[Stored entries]
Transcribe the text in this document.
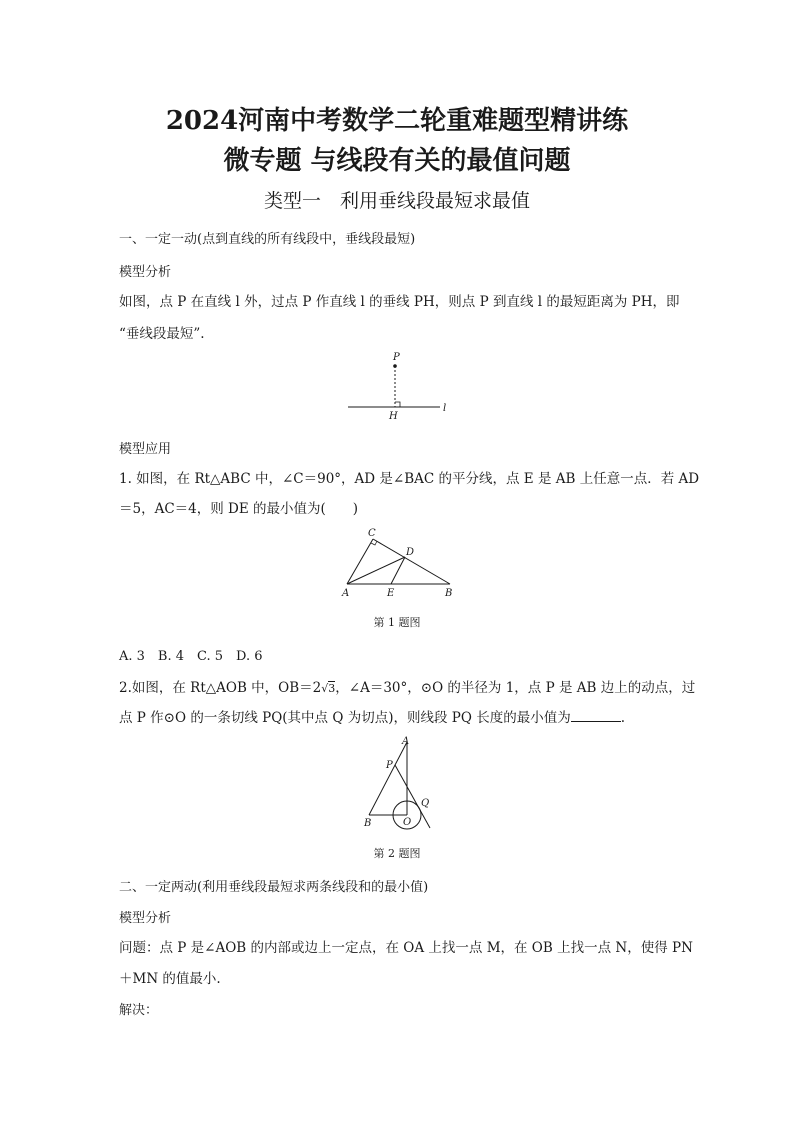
2024河南中考数学二轮重难题型精讲练
微专题 与线段有关的最值问题
类型一　利用垂线段最短求最值
一、一定一动(点到直线的所有线段中，垂线段最短)
模型分析
如图，点 P 在直线 l 外，过点 P 作直线 l 的垂线 PH，则点 P 到直线 l 的最短距离为 PH，即
“垂线段最短”.
P
H
l
模型应用
1. 如图，在 Rt△ABC 中，∠C＝90°，AD 是∠BAC 的平分线，点 E 是 AB 上任意一点．若 AD
＝5，AC＝4，则 DE 的最小值为(　　)
C
D
A	E	B
第 1 题图
A. 3　B. 4　C. 5　D. 6
2.如图，在 Rt△AOB 中，OB＝2√3，∠A＝30°，⊙O 的半径为 1，点 P 是 AB 边上的动点，过
点 P 作⊙O 的一条切线 PQ(其中点 Q 为切点)，则线段 PQ 长度的最小值为	.
A
P
Q
B	O
第 2 题图
二、一定两动(利用垂线段最短求两条线段和的最小值)
模型分析
问题：点 P 是∠AOB 的内部或边上一定点，在 OA 上找一点 M，在 OB 上找一点 N，使得 PN
＋MN 的值最小.
解决：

| Task instructions |
Each record above is to be restated exactly, with its pictures removed from the copy.

| Finished task |
Transcribe the text in this document.
2024河南中考数学二轮重难题型精讲练
微专题 与线段有关的最值问题
类型一　利用垂线段最短求最值
一、一定一动(点到直线的所有线段中，垂线段最短)
模型分析
如图，点 P 在直线 l 外，过点 P 作直线 l 的垂线 PH，则点 P 到直线 l 的最短距离为 PH，即
“垂线段最短”.
P
H
l
模型应用
1. 如图，在 Rt△ABC 中，∠C＝90°，AD 是∠BAC 的平分线，点 E 是 AB 上任意一点．若 AD
＝5，AC＝4，则 DE 的最小值为(　　)
C
D
A	E	B
第 1 题图
A. 3　B. 4　C. 5　D. 6
2.如图，在 Rt△AOB 中，OB＝2√3，∠A＝30°，⊙O 的半径为 1，点 P 是 AB 边上的动点，过
点 P 作⊙O 的一条切线 PQ(其中点 Q 为切点)，则线段 PQ 长度的最小值为	.
A
P
Q
B	O
第 2 题图
二、一定两动(利用垂线段最短求两条线段和的最小值)
模型分析
问题：点 P 是∠AOB 的内部或边上一定点，在 OA 上找一点 M，在 OB 上找一点 N，使得 PN
＋MN 的值最小.
解决：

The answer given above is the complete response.